[Collection entries]
• • •

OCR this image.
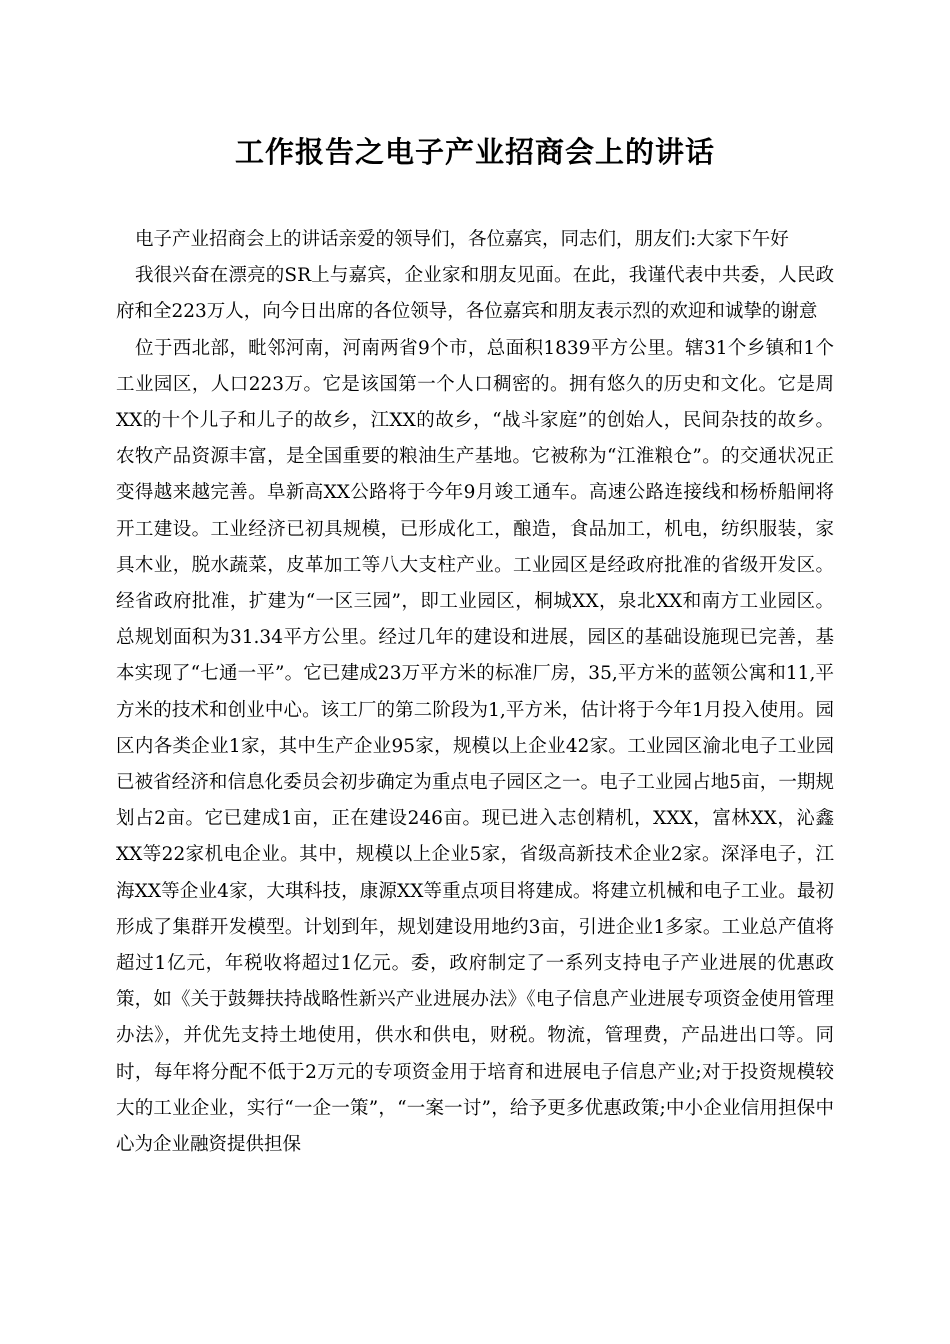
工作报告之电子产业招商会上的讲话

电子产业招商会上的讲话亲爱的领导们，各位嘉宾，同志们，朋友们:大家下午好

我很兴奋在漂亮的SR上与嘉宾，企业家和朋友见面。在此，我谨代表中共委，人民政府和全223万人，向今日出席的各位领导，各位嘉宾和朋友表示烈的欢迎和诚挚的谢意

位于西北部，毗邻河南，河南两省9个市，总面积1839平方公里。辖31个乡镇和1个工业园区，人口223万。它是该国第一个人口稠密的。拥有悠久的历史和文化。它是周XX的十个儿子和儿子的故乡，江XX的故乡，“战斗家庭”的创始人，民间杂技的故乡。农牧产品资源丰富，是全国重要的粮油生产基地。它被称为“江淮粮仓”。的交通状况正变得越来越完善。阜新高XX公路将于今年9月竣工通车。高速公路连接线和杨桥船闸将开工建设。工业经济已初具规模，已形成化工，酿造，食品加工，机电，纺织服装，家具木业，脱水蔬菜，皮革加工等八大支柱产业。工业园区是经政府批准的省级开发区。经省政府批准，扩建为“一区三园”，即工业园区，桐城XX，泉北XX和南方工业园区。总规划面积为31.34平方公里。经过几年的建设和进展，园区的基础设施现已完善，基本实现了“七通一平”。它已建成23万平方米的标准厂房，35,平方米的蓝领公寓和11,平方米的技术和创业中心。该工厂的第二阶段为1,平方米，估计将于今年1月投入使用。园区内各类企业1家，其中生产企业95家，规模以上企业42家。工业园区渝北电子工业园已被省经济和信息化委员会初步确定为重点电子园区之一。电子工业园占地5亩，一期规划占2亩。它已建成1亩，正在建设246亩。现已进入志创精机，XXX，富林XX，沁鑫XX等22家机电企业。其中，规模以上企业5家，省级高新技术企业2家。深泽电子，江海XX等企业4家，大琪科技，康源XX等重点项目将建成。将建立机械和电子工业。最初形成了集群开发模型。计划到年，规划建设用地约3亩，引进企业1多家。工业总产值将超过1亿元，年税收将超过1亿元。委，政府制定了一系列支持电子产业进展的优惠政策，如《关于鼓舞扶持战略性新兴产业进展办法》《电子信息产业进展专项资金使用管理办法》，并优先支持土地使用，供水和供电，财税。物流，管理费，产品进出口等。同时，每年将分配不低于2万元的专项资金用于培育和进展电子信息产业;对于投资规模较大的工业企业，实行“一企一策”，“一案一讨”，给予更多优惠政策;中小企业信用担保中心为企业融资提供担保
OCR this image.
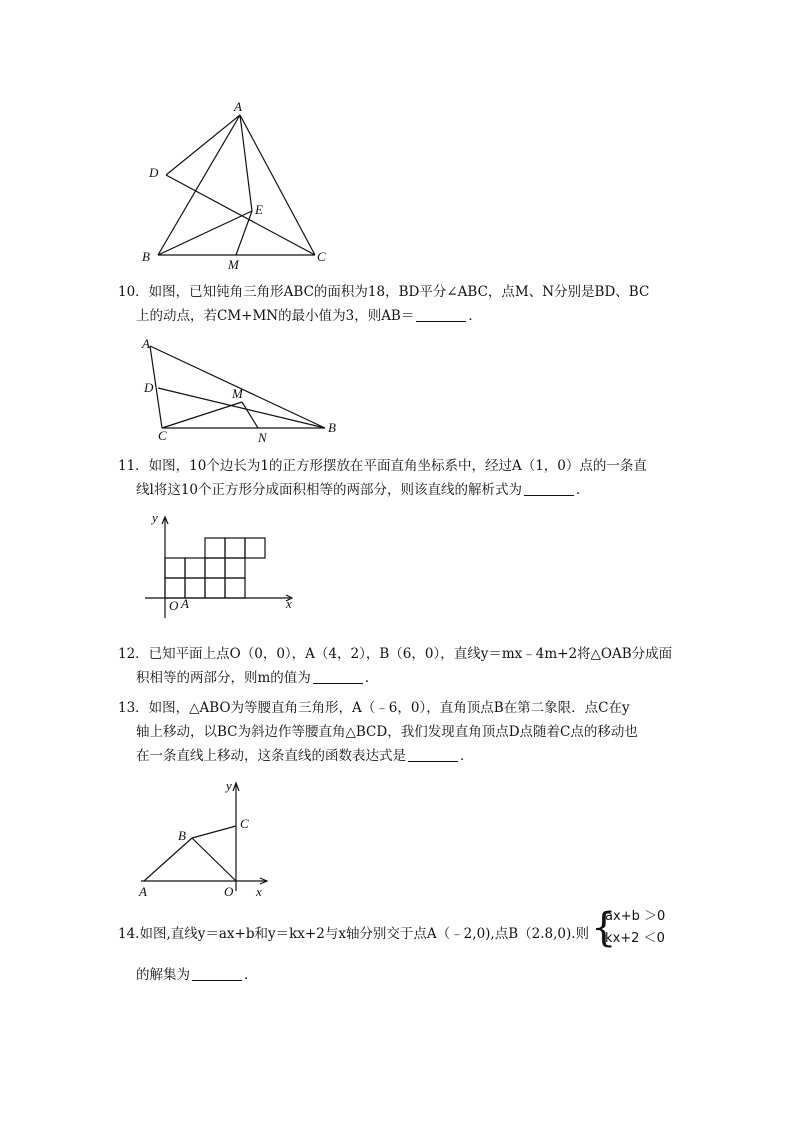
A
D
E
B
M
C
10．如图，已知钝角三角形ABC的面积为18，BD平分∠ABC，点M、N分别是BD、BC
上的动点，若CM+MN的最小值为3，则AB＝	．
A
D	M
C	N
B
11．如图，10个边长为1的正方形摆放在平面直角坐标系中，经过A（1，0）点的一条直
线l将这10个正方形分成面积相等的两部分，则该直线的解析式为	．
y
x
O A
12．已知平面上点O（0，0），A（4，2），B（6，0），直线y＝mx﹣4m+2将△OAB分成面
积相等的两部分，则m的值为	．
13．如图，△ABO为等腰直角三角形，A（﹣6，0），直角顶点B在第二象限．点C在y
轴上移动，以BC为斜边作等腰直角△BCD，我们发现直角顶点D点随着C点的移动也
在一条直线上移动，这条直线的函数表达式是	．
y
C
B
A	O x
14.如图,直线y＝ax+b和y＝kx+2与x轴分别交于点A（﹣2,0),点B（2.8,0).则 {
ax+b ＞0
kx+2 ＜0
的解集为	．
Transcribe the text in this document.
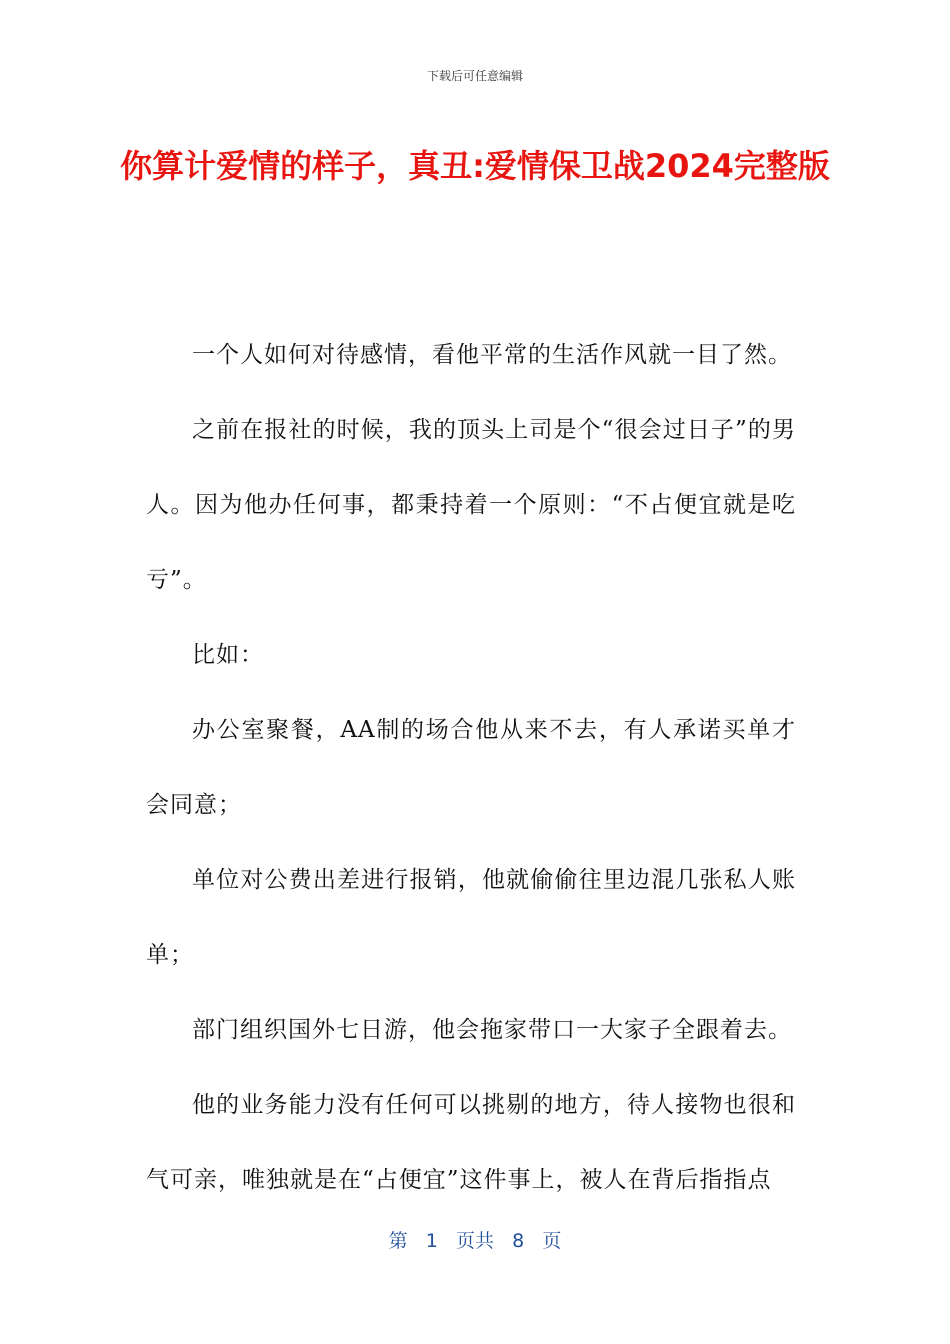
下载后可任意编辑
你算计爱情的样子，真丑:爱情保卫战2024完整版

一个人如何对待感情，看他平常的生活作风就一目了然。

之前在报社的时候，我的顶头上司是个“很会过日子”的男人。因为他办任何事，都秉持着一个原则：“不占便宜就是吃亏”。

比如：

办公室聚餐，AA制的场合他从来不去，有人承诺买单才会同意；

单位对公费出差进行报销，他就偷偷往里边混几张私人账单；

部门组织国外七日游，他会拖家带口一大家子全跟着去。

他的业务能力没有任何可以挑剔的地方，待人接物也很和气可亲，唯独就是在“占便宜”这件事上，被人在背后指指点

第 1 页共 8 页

• • •

**Problem to solve**. In the records above, find the line containing "Transcribe the text in this document.". Reproduce it and every line after it through the last line, omitting pictures.

**Finished task**.
Transcribe the text in this document.
下载后可任意编辑
你算计爱情的样子，真丑:爱情保卫战2024完整版

一个人如何对待感情，看他平常的生活作风就一目了然。

之前在报社的时候，我的顶头上司是个“很会过日子”的男人。因为他办任何事，都秉持着一个原则：“不占便宜就是吃亏”。

比如：

办公室聚餐，AA制的场合他从来不去，有人承诺买单才会同意；

单位对公费出差进行报销，他就偷偷往里边混几张私人账单；

部门组织国外七日游，他会拖家带口一大家子全跟着去。

他的业务能力没有任何可以挑剔的地方，待人接物也很和气可亲，唯独就是在“占便宜”这件事上，被人在背后指指点

第 1 页共 8 页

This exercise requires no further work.